**EXERCISE DESCRIPTION**
Quote the material verbatim, from its first line through the line containing "icon-option[interactable]: ⊙ xyxy=(220,434,244,458)", inclusive.

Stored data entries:
>> Start
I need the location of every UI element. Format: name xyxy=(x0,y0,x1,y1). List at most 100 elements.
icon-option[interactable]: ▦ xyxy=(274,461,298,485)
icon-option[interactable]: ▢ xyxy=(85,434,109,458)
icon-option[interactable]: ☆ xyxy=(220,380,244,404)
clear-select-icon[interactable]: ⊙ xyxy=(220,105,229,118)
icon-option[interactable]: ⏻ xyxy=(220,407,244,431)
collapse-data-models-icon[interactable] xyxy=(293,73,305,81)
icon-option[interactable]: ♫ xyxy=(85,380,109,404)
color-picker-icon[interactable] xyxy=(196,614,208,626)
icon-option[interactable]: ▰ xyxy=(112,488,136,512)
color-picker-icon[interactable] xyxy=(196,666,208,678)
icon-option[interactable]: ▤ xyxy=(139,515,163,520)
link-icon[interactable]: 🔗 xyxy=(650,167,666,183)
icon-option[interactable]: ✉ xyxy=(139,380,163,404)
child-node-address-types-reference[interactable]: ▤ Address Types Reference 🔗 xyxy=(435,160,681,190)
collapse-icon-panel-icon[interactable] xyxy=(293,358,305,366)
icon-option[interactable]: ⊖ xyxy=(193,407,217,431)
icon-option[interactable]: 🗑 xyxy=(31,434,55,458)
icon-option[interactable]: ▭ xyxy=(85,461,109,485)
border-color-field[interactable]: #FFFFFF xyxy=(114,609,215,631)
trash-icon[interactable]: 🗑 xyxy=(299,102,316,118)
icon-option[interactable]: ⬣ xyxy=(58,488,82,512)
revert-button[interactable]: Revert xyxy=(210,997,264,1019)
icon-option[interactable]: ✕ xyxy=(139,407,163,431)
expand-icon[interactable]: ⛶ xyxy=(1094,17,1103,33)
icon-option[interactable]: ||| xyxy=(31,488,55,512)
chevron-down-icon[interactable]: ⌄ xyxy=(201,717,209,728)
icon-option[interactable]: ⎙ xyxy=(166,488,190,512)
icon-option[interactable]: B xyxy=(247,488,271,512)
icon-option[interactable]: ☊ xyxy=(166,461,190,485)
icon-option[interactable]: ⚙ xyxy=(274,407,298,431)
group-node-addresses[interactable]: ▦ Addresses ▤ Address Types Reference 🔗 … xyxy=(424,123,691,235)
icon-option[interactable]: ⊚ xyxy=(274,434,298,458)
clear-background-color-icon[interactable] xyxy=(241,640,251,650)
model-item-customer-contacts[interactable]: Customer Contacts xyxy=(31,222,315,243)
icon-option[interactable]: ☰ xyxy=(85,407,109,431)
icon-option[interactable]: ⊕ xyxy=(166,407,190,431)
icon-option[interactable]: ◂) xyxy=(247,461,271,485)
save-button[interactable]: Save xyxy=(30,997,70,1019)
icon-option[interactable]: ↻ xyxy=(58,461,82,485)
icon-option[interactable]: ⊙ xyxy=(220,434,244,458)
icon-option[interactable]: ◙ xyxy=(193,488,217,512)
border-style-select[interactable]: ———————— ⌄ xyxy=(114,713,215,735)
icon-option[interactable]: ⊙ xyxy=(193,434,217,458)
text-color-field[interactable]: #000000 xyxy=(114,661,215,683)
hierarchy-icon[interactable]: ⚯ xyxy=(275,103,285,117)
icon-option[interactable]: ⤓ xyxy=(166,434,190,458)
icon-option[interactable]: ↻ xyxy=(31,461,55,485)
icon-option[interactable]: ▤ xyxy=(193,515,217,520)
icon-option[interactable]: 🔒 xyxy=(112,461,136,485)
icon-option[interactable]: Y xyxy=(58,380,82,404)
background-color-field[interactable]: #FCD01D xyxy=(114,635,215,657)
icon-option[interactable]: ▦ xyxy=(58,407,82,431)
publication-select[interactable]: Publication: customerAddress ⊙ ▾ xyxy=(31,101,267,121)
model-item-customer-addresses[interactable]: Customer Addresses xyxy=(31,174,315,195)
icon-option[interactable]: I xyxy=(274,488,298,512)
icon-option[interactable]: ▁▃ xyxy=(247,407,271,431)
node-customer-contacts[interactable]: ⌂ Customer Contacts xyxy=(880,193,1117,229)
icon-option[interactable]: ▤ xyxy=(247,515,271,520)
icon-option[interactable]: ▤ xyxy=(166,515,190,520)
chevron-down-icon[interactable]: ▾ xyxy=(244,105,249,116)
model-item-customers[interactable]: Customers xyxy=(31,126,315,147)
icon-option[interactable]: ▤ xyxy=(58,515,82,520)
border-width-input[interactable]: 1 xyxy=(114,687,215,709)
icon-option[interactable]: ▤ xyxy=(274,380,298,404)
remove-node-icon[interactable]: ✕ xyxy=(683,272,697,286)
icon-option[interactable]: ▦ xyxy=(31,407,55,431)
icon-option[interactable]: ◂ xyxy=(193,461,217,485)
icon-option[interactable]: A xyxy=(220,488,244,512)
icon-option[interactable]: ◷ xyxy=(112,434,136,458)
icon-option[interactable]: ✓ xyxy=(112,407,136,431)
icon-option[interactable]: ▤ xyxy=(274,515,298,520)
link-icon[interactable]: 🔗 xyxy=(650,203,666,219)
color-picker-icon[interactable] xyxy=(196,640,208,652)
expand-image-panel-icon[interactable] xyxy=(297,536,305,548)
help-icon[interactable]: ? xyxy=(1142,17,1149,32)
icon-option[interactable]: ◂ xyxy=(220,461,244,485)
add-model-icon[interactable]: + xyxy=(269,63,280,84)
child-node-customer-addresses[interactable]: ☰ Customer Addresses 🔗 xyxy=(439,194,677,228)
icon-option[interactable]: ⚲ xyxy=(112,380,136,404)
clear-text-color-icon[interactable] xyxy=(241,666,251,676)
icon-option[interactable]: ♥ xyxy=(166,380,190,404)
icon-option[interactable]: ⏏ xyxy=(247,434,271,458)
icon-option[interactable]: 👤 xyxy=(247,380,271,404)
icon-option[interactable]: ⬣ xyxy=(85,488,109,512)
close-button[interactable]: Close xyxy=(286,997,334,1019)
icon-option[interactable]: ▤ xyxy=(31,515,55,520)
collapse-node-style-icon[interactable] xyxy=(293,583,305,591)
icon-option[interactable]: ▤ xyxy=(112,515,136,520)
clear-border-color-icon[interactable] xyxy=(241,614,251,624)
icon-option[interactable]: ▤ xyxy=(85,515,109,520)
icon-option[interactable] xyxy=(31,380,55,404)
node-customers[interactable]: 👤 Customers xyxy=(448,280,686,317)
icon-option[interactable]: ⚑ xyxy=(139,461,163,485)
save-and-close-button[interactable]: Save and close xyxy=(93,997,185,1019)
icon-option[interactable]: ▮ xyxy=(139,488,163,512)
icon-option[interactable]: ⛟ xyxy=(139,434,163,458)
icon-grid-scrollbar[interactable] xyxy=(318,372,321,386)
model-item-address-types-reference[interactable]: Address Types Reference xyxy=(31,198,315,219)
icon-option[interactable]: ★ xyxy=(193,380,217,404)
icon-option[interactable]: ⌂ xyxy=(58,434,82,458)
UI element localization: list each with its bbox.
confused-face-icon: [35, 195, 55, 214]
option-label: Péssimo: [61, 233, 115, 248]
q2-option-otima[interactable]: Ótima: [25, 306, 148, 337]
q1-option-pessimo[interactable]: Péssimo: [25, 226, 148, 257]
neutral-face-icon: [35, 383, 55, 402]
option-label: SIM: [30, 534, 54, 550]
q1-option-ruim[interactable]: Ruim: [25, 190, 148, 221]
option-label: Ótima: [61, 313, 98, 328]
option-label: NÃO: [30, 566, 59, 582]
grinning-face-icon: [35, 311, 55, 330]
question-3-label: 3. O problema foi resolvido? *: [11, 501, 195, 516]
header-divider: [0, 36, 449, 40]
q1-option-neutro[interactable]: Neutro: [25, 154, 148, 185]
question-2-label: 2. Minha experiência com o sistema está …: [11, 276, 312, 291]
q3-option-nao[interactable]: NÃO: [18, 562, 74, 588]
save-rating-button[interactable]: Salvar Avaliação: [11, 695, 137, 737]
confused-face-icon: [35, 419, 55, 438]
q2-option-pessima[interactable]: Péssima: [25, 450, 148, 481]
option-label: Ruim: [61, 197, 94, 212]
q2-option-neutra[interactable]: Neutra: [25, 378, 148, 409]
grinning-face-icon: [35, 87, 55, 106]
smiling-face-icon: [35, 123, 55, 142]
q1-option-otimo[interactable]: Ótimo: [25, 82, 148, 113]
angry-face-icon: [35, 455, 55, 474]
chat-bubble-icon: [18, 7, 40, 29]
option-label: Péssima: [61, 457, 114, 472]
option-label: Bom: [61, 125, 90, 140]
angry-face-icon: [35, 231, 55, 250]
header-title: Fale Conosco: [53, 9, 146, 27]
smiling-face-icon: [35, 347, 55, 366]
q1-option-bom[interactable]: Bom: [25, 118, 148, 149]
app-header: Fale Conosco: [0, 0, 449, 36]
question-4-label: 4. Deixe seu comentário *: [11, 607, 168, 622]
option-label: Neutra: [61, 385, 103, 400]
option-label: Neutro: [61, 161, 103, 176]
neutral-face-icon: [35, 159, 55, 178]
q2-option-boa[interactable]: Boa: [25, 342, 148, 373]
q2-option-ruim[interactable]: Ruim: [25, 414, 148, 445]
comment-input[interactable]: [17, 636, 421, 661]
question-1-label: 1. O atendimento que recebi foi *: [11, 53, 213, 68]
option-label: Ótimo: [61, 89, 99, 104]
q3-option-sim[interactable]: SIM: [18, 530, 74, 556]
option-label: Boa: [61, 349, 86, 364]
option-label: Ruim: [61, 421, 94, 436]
>> End
**WORKED ANSWER**
I need the location of every UI element. Format: name xyxy=(x0,y0,x1,y1). List at most 100 elements.
icon-option[interactable]: ▦ xyxy=(274,461,298,485)
icon-option[interactable]: ▢ xyxy=(85,434,109,458)
icon-option[interactable]: ☆ xyxy=(220,380,244,404)
clear-select-icon[interactable]: ⊙ xyxy=(220,105,229,118)
icon-option[interactable]: ⏻ xyxy=(220,407,244,431)
collapse-data-models-icon[interactable] xyxy=(293,73,305,81)
icon-option[interactable]: ♫ xyxy=(85,380,109,404)
color-picker-icon[interactable] xyxy=(196,614,208,626)
icon-option[interactable]: ▰ xyxy=(112,488,136,512)
color-picker-icon[interactable] xyxy=(196,666,208,678)
icon-option[interactable]: ▤ xyxy=(139,515,163,520)
link-icon[interactable]: 🔗 xyxy=(650,167,666,183)
icon-option[interactable]: ✉ xyxy=(139,380,163,404)
child-node-address-types-reference[interactable]: ▤ Address Types Reference 🔗 xyxy=(435,160,681,190)
collapse-icon-panel-icon[interactable] xyxy=(293,358,305,366)
icon-option[interactable]: ⊖ xyxy=(193,407,217,431)
icon-option[interactable]: 🗑 xyxy=(31,434,55,458)
icon-option[interactable]: ▭ xyxy=(85,461,109,485)
border-color-field[interactable]: #FFFFFF xyxy=(114,609,215,631)
trash-icon[interactable]: 🗑 xyxy=(299,102,316,118)
icon-option[interactable]: ⬣ xyxy=(58,488,82,512)
revert-button[interactable]: Revert xyxy=(210,997,264,1019)
icon-option[interactable]: ✕ xyxy=(139,407,163,431)
expand-icon[interactable]: ⛶ xyxy=(1094,17,1103,33)
icon-option[interactable]: ||| xyxy=(31,488,55,512)
chevron-down-icon[interactable]: ⌄ xyxy=(201,717,209,728)
icon-option[interactable]: ⎙ xyxy=(166,488,190,512)
icon-option[interactable]: B xyxy=(247,488,271,512)
icon-option[interactable]: ☊ xyxy=(166,461,190,485)
icon-option[interactable]: ⚙ xyxy=(274,407,298,431)
group-node-addresses[interactable]: ▦ Addresses ▤ Address Types Reference 🔗 … xyxy=(424,123,691,235)
icon-option[interactable]: ⊚ xyxy=(274,434,298,458)
clear-background-color-icon[interactable] xyxy=(241,640,251,650)
model-item-customer-contacts[interactable]: Customer Contacts xyxy=(31,222,315,243)
icon-option[interactable]: ☰ xyxy=(85,407,109,431)
icon-option[interactable]: ⊕ xyxy=(166,407,190,431)
icon-option[interactable]: ◂) xyxy=(247,461,271,485)
save-button[interactable]: Save xyxy=(30,997,70,1019)
icon-option[interactable]: ↻ xyxy=(58,461,82,485)
icon-option[interactable]: ⊙ xyxy=(220,434,244,458)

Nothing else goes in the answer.